Given exercise
Please set down all the lines beneath this one exactly, without the pictures.

Provided records

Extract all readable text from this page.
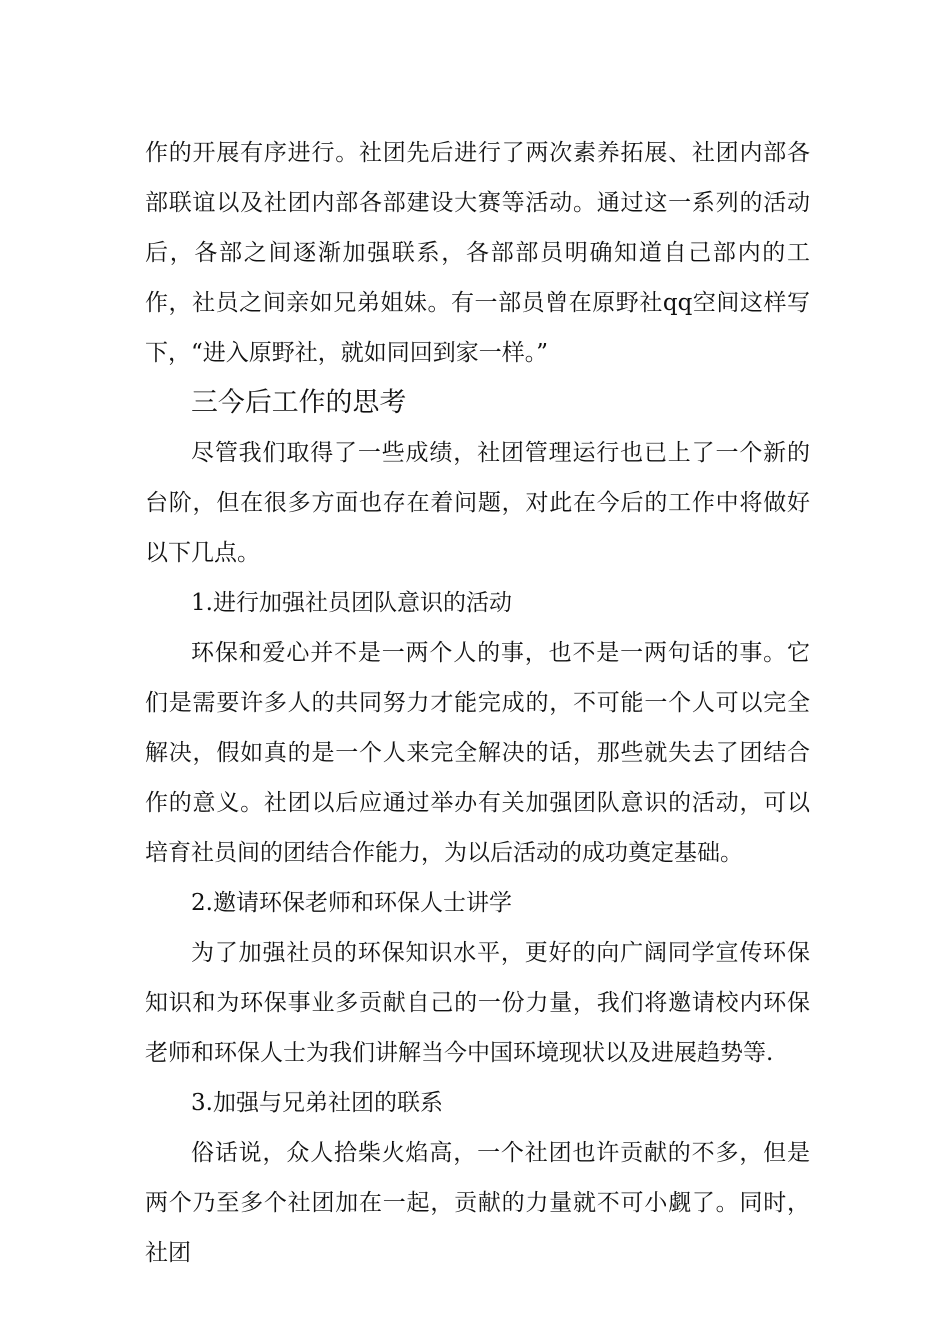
作的开展有序进行。社团先后进行了两次素养拓展、社团内部各部联谊以及社团内部各部建设大赛等活动。通过这一系列的活动后，各部之间逐渐加强联系，各部部员明确知道自己部内的工作，社员之间亲如兄弟姐妹。有一部员曾在原野社qq空间这样写下，“进入原野社，就如同回到家一样。”

三今后工作的思考

尽管我们取得了一些成绩，社团管理运行也已上了一个新的台阶，但在很多方面也存在着问题，对此在今后的工作中将做好以下几点。

1.进行加强社员团队意识的活动

环保和爱心并不是一两个人的事，也不是一两句话的事。它们是需要许多人的共同努力才能完成的，不可能一个人可以完全解决，假如真的是一个人来完全解决的话，那些就失去了团结合作的意义。社团以后应通过举办有关加强团队意识的活动，可以培育社员间的团结合作能力，为以后活动的成功奠定基础。

2.邀请环保老师和环保人士讲学

为了加强社员的环保知识水平，更好的向广阔同学宣传环保知识和为环保事业多贡献自己的一份力量，我们将邀请校内环保老师和环保人士为我们讲解当今中国环境现状以及进展趋势等.

3.加强与兄弟社团的联系

俗话说，众人拾柴火焰高，一个社团也许贡献的不多，但是两个乃至多个社团加在一起，贡献的力量就不可小觑了。同时，社团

Result for this exercise
Extract all readable text from this page.
作的开展有序进行。社团先后进行了两次素养拓展、社团内部各部联谊以及社团内部各部建设大赛等活动。通过这一系列的活动后，各部之间逐渐加强联系，各部部员明确知道自己部内的工作，社员之间亲如兄弟姐妹。有一部员曾在原野社qq空间这样写下，“进入原野社，就如同回到家一样。”

三今后工作的思考

尽管我们取得了一些成绩，社团管理运行也已上了一个新的台阶，但在很多方面也存在着问题，对此在今后的工作中将做好以下几点。

1.进行加强社员团队意识的活动

环保和爱心并不是一两个人的事，也不是一两句话的事。它们是需要许多人的共同努力才能完成的，不可能一个人可以完全解决，假如真的是一个人来完全解决的话，那些就失去了团结合作的意义。社团以后应通过举办有关加强团队意识的活动，可以培育社员间的团结合作能力，为以后活动的成功奠定基础。

2.邀请环保老师和环保人士讲学

为了加强社员的环保知识水平，更好的向广阔同学宣传环保知识和为环保事业多贡献自己的一份力量，我们将邀请校内环保老师和环保人士为我们讲解当今中国环境现状以及进展趋势等.

3.加强与兄弟社团的联系

俗话说，众人拾柴火焰高，一个社团也许贡献的不多，但是两个乃至多个社团加在一起，贡献的力量就不可小觑了。同时，社团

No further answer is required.